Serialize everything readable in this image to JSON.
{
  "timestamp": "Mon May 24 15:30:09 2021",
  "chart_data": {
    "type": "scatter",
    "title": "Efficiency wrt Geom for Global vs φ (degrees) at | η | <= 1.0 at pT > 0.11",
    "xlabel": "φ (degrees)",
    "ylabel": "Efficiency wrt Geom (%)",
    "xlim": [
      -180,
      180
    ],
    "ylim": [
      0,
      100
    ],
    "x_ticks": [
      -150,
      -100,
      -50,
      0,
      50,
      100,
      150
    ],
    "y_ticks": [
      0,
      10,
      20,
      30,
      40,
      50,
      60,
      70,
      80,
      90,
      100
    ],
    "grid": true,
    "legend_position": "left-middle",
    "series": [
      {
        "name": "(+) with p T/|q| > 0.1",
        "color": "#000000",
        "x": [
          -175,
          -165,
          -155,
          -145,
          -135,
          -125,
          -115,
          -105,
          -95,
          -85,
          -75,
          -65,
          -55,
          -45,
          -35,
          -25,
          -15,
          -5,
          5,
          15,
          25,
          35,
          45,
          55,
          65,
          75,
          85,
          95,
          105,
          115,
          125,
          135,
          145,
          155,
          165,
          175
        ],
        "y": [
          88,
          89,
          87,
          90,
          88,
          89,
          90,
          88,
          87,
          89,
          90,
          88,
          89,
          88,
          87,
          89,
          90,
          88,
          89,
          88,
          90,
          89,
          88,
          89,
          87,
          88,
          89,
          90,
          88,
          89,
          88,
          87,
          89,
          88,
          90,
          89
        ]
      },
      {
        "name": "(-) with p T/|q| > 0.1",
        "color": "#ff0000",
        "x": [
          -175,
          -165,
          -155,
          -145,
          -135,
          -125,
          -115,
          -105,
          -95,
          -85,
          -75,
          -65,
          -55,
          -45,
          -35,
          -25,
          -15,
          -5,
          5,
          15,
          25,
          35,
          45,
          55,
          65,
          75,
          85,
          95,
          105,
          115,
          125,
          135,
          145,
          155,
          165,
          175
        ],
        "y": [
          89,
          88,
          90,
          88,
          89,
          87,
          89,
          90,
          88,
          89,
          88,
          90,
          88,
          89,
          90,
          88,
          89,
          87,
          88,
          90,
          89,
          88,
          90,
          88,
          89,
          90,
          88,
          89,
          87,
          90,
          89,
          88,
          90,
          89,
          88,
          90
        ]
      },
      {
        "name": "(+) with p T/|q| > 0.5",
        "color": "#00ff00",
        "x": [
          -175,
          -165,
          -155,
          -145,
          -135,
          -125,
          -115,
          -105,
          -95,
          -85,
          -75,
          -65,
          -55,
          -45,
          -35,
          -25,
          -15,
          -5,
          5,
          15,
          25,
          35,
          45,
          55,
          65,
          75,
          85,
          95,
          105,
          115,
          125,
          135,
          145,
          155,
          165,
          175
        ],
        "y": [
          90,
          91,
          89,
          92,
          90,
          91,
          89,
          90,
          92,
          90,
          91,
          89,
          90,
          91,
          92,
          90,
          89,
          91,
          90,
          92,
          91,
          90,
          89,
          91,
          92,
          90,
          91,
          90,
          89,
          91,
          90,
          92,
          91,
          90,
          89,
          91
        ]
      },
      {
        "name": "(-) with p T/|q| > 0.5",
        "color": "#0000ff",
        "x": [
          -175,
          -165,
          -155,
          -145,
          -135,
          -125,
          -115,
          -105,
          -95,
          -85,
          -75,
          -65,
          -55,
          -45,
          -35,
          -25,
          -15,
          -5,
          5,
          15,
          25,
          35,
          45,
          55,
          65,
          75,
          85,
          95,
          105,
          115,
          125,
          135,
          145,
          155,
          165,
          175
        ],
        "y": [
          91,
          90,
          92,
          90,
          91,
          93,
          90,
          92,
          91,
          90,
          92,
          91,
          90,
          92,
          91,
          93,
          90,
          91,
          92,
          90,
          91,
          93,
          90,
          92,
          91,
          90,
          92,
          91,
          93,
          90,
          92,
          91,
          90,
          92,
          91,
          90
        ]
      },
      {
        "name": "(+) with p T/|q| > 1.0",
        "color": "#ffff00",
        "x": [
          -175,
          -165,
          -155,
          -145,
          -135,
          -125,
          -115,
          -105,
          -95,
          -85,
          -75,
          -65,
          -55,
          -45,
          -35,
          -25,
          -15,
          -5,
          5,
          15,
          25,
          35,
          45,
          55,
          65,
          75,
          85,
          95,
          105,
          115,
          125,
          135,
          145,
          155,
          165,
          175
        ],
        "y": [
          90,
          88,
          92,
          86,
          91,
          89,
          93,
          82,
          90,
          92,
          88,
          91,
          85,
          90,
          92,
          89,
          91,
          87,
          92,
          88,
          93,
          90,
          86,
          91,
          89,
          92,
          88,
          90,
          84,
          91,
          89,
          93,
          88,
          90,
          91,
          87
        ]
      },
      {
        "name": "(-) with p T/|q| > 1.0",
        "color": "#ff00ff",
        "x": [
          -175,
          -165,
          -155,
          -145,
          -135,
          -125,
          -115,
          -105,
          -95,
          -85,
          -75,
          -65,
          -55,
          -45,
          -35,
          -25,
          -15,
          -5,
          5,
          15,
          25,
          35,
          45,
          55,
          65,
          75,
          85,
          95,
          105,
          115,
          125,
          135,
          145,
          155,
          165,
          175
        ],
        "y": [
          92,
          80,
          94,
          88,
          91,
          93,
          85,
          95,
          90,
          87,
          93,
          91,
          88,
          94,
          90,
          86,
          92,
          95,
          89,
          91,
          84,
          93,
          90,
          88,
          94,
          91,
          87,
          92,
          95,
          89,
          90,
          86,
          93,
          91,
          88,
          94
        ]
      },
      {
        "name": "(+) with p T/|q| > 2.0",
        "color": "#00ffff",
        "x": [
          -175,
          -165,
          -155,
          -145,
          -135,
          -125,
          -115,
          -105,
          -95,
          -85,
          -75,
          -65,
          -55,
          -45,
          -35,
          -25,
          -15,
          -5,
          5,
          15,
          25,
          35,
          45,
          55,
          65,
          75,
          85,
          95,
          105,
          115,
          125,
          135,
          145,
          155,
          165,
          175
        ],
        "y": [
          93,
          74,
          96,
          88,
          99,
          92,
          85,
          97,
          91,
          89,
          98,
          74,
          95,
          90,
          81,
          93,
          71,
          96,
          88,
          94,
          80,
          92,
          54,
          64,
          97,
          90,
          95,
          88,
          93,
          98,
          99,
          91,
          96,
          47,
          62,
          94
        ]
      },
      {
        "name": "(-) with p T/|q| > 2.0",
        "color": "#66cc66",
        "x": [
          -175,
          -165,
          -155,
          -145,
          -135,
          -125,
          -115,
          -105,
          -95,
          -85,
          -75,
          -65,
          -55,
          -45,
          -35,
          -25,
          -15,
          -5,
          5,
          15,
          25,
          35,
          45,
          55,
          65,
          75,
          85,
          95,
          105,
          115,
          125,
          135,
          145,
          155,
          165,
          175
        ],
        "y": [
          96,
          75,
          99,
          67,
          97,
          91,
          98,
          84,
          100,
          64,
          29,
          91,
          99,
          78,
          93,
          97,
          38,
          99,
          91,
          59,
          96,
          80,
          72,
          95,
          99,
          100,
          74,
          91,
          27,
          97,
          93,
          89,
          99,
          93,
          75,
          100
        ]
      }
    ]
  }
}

◆ Work required
Which lines contain the word "with"? Copy each of them.

◆ Task response
        "name": "(+) with p T/|q| > 0.1",
        "name": "(-) with p T/|q| > 0.1",
        "name": "(+) with p T/|q| > 0.5",
        "name": "(-) with p T/|q| > 0.5",
        "name": "(+) with p T/|q| > 1.0",
        "name": "(-) with p T/|q| > 1.0",
        "name": "(+) with p T/|q| > 2.0",
        "name": "(-) with p T/|q| > 2.0",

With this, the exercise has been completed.